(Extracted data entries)
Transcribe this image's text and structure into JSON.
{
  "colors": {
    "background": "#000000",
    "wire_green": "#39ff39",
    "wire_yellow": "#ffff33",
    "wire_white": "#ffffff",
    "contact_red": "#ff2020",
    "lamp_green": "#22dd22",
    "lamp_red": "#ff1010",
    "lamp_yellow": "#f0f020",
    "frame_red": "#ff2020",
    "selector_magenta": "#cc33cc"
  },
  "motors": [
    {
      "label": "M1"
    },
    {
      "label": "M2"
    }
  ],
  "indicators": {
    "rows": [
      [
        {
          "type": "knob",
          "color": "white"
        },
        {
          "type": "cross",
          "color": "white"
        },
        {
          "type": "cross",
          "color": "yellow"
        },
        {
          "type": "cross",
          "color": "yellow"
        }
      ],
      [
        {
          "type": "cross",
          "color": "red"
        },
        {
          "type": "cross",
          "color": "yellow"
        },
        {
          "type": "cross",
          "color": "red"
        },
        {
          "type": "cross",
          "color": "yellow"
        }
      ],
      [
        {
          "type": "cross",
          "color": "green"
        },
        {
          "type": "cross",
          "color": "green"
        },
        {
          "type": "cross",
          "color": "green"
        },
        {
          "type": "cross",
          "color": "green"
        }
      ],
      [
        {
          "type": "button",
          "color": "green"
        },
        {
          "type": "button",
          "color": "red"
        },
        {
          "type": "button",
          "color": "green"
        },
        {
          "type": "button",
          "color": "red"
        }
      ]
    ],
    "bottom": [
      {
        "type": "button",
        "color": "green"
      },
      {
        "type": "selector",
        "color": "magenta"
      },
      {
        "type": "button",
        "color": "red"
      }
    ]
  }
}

▸ TASK STATEMENT:
Repeat every entry exactly, please.

▸ RESULT OF THE TASK:
Transcribe this image's text and structure into JSON.
{
  "colors": {
    "background": "#000000",
    "wire_green": "#39ff39",
    "wire_yellow": "#ffff33",
    "wire_white": "#ffffff",
    "contact_red": "#ff2020",
    "lamp_green": "#22dd22",
    "lamp_red": "#ff1010",
    "lamp_yellow": "#f0f020",
    "frame_red": "#ff2020",
    "selector_magenta": "#cc33cc"
  },
  "motors": [
    {
      "label": "M1"
    },
    {
      "label": "M2"
    }
  ],
  "indicators": {
    "rows": [
      [
        {
          "type": "knob",
          "color": "white"
        },
        {
          "type": "cross",
          "color": "white"
        },
        {
          "type": "cross",
          "color": "yellow"
        },
        {
          "type": "cross",
          "color": "yellow"
        }
      ],
      [
        {
          "type": "cross",
          "color": "red"
        },
        {
          "type": "cross",
          "color": "yellow"
        },
        {
          "type": "cross",
          "color": "red"
        },
        {
          "type": "cross",
          "color": "yellow"
        }
      ],
      [
        {
          "type": "cross",
          "color": "green"
        },
        {
          "type": "cross",
          "color": "green"
        },
        {
          "type": "cross",
          "color": "green"
        },
        {
          "type": "cross",
          "color": "green"
        }
      ],
      [
        {
          "type": "button",
          "color": "green"
        },
        {
          "type": "button",
          "color": "red"
        },
        {
          "type": "button",
          "color": "green"
        },
        {
          "type": "button",
          "color": "red"
        }
      ]
    ],
    "bottom": [
      {
        "type": "button",
        "color": "green"
      },
      {
        "type": "selector",
        "color": "magenta"
      },
      {
        "type": "button",
        "color": "red"
      }
    ]
  }
}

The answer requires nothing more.